# [WORK REQUIRED]
Search the material for "this" and show all lines that contain it.

# [PROVIDED DATA]
○ ○ ○ ○ ○ ○ ○

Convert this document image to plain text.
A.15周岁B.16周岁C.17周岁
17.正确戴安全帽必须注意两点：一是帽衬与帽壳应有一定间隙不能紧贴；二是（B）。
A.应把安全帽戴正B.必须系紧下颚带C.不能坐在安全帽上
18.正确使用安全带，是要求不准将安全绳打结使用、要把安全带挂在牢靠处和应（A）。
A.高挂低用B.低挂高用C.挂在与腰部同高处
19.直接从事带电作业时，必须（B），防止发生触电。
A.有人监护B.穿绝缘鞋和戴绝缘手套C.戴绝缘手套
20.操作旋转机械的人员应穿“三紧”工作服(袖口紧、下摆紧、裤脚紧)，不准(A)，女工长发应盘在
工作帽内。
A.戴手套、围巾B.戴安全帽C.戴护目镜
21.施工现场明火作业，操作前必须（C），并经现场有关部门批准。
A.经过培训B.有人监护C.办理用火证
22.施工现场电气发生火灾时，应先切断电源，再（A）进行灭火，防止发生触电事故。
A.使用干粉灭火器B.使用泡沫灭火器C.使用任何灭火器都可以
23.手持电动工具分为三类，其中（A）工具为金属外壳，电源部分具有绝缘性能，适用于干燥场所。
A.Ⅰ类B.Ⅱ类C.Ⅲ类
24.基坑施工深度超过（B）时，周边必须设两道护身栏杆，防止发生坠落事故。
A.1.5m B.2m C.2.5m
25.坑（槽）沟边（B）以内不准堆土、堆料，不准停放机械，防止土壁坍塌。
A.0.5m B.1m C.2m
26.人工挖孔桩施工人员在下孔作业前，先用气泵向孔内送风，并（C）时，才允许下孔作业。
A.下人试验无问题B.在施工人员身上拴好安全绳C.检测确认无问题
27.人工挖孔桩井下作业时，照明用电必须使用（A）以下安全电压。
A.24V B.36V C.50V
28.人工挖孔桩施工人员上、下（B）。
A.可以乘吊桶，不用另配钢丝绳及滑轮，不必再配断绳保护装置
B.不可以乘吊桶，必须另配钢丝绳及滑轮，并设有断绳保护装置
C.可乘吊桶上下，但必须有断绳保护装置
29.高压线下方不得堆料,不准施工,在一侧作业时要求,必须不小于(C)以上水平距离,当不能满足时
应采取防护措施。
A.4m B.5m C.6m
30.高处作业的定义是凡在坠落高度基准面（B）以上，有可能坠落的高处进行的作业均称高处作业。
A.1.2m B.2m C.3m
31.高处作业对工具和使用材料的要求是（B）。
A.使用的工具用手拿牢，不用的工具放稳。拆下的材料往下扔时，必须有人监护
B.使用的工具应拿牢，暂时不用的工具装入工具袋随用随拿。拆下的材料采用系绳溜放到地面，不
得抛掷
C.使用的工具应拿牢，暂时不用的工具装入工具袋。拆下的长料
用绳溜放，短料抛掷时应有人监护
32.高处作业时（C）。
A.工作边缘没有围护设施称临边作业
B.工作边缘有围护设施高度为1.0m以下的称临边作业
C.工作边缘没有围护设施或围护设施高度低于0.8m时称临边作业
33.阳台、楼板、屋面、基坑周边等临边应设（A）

○ ○ ○ ○ ○ ○ ○

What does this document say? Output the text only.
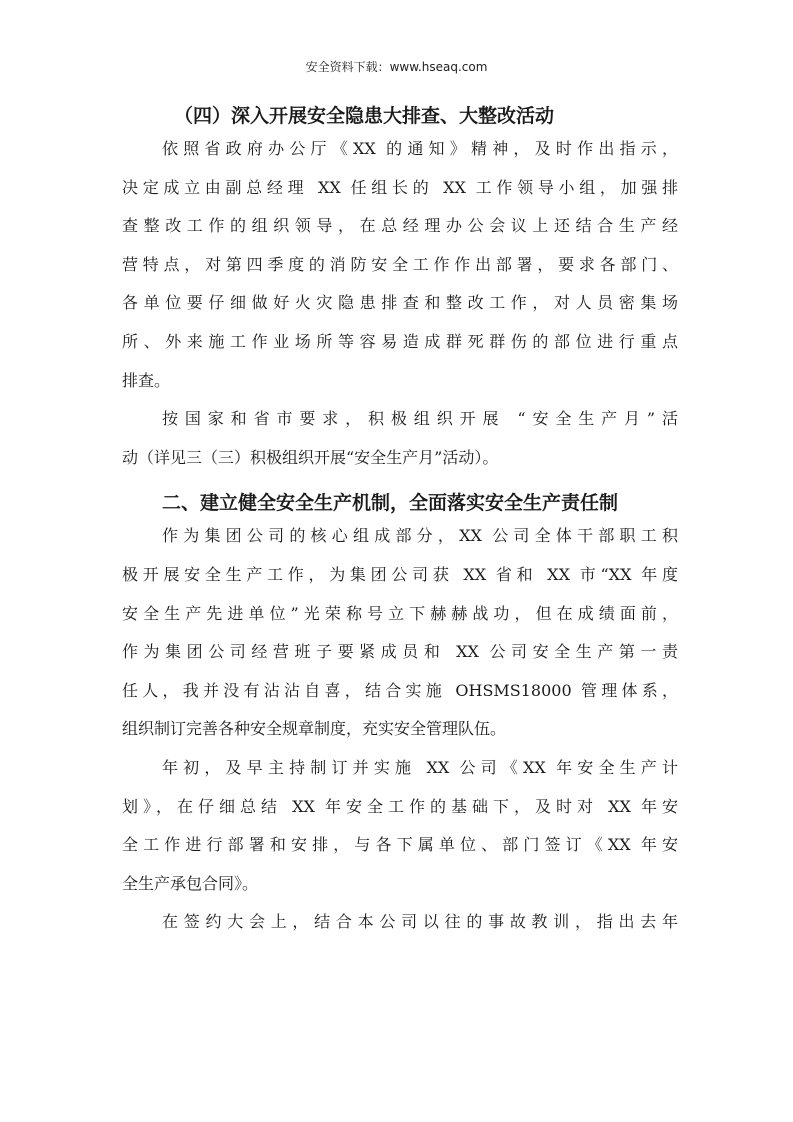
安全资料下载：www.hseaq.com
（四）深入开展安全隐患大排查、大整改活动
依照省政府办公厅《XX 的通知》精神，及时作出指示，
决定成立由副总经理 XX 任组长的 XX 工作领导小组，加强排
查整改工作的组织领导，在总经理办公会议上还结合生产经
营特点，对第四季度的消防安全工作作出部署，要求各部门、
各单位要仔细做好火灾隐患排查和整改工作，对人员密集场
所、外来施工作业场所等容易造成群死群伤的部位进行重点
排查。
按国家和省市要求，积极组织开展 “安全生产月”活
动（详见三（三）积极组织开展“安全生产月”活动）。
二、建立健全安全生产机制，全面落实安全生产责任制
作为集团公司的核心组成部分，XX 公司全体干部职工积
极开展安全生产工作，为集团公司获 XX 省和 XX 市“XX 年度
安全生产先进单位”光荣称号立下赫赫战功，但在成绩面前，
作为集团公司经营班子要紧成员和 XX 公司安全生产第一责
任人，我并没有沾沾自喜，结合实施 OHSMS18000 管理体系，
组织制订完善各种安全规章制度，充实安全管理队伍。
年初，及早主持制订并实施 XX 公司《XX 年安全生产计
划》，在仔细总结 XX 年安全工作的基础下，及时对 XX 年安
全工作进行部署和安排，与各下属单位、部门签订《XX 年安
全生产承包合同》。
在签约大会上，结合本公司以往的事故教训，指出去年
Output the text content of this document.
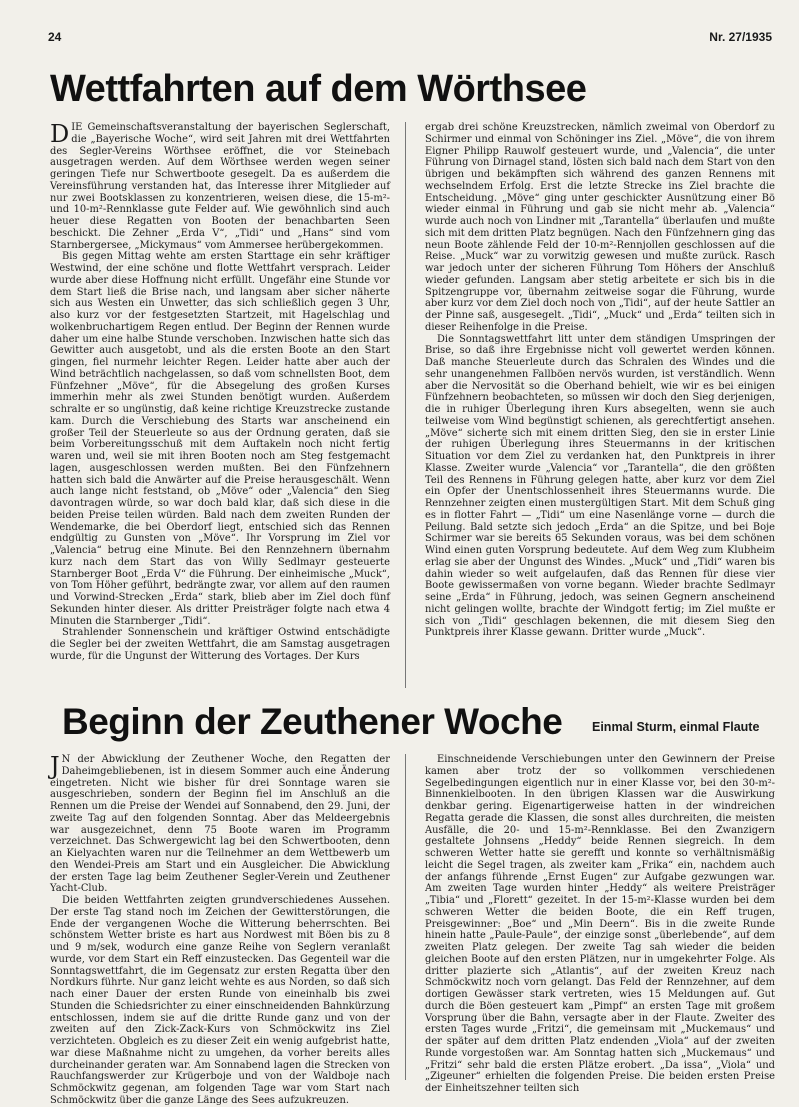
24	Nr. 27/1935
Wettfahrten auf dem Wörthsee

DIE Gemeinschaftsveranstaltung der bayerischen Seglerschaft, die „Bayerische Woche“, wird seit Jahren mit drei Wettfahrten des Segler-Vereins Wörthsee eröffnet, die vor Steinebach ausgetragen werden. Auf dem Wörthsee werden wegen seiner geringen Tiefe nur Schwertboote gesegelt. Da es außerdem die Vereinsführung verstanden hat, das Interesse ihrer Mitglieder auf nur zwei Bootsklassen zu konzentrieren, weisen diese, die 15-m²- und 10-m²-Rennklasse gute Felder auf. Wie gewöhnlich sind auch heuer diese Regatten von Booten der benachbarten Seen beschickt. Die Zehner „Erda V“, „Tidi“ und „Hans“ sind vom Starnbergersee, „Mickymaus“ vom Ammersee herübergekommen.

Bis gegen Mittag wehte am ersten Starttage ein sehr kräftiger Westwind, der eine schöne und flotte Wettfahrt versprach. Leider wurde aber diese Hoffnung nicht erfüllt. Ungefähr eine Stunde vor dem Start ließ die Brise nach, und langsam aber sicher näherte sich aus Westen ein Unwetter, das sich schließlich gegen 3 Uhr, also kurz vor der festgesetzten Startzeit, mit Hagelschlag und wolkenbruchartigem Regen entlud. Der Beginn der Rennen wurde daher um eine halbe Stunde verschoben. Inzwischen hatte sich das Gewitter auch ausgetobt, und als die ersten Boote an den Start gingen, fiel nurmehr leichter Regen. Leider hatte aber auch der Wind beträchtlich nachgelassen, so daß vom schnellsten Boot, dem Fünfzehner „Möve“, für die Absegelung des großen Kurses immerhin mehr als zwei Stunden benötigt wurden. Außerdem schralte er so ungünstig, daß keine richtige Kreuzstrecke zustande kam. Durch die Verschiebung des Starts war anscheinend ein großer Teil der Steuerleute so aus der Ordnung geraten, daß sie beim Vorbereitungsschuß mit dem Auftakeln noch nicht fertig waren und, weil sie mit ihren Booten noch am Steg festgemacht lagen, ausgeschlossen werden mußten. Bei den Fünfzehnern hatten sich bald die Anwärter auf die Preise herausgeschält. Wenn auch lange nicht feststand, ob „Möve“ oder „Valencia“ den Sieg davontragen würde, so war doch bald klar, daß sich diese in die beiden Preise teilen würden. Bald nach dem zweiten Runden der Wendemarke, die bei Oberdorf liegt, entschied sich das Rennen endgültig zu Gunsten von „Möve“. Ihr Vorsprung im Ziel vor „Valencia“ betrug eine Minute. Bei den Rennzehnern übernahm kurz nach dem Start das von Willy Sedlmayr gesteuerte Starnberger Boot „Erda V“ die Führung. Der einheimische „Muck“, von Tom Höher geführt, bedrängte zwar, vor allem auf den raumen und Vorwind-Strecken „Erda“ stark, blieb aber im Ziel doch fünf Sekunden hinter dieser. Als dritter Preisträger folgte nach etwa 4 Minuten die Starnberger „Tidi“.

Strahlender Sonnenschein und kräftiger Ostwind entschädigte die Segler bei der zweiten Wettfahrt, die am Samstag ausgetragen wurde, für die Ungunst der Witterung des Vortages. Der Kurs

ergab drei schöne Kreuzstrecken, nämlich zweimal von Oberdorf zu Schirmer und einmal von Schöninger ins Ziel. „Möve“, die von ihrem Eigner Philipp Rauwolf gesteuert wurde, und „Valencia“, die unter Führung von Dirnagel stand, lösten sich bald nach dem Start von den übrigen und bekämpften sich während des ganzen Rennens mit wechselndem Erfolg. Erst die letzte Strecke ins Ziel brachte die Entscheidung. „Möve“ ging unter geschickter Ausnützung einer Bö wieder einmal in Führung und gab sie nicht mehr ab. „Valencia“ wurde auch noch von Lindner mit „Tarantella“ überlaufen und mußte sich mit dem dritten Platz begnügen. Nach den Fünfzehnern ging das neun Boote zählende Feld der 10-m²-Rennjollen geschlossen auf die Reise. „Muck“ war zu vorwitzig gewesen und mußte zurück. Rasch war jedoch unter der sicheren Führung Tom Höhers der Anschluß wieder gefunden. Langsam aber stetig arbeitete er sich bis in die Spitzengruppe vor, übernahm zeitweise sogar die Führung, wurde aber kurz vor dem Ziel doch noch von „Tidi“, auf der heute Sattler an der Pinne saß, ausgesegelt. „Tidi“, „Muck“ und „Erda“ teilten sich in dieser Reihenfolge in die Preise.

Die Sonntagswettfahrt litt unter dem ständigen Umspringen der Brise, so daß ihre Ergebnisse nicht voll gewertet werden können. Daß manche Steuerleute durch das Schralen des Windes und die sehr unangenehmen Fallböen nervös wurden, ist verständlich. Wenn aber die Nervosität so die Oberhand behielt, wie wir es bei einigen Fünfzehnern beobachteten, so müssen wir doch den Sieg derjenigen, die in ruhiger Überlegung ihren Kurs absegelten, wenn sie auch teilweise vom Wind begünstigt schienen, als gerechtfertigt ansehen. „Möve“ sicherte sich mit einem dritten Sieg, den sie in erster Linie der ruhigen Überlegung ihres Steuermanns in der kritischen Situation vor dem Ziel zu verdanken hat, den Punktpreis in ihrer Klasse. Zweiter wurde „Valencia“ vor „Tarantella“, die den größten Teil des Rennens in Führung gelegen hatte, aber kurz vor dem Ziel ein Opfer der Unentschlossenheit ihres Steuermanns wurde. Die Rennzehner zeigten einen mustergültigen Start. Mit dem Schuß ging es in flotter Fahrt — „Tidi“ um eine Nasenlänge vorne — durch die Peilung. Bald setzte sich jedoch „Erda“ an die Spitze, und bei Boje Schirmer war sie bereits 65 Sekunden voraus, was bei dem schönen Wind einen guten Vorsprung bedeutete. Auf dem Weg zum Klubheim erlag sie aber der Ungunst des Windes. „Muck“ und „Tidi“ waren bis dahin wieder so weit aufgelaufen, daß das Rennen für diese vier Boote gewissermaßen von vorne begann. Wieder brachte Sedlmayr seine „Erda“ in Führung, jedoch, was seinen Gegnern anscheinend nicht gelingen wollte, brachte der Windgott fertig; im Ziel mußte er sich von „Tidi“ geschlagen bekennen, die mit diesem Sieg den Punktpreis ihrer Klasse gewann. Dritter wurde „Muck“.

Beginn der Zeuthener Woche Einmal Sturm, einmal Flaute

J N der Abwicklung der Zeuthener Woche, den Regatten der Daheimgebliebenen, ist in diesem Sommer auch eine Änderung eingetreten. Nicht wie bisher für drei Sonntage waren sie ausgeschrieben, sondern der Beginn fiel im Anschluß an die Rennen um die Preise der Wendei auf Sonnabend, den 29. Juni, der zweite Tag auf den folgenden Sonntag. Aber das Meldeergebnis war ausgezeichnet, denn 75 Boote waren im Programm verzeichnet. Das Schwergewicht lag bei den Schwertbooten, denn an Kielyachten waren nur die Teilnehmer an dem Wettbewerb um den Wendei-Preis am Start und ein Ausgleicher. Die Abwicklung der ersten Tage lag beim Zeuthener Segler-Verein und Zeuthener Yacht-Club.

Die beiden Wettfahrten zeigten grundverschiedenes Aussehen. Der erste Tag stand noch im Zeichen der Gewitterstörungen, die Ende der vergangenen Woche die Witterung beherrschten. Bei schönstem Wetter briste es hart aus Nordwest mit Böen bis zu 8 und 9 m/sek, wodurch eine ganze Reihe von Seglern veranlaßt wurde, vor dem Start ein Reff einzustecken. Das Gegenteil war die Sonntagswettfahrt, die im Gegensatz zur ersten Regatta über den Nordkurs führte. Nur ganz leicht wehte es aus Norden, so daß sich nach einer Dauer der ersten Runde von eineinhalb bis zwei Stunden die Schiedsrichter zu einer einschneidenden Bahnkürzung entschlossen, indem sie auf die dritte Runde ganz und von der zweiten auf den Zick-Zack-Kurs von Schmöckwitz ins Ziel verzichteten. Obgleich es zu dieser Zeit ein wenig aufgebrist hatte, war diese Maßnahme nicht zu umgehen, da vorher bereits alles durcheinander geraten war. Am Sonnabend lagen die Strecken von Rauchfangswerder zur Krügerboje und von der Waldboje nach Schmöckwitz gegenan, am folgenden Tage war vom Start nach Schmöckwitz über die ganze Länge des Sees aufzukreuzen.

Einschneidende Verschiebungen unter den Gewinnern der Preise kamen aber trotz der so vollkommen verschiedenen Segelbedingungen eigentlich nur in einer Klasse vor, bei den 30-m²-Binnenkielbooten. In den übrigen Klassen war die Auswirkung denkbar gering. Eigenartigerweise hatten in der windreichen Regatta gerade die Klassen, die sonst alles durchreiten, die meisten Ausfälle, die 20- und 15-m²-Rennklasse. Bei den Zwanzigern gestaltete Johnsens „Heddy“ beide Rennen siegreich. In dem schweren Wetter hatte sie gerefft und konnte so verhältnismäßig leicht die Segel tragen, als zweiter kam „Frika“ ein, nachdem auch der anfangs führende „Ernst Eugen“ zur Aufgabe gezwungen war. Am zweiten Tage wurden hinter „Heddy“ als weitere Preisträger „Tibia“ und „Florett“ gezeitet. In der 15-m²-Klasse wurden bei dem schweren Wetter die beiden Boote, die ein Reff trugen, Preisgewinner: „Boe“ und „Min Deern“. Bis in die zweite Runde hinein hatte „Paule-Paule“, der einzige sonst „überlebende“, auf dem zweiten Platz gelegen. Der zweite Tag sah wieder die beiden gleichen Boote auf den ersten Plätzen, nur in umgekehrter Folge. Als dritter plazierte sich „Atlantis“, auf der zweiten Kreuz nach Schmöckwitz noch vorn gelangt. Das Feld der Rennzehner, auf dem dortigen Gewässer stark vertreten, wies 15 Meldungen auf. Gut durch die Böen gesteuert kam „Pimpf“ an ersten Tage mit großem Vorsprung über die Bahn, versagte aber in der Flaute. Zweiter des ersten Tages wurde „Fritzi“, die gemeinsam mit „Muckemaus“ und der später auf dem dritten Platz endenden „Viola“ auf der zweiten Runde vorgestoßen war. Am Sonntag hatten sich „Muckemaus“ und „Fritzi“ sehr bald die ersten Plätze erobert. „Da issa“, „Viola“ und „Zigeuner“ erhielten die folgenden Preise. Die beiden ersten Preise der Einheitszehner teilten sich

○ ○ ○ ○ ○ ○ ○

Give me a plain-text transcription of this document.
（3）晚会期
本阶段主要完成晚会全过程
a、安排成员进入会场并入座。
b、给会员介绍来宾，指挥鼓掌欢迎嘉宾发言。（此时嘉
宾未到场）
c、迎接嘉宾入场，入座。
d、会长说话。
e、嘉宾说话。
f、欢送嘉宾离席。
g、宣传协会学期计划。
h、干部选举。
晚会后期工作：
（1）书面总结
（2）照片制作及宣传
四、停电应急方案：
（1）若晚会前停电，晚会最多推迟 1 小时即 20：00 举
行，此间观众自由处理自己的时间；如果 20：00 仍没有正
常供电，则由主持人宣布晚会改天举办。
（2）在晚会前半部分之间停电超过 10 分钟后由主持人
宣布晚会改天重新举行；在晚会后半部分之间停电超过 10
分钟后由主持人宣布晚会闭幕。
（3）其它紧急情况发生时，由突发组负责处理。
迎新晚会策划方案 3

○ ○ ○ ○ ○ ○ ○

# [EXPECTED ANSWER]
Convert this document image to plain text.
What does this document say? Output the text only.
Output the text content of this document.
Give me a plain-text transcription of this document.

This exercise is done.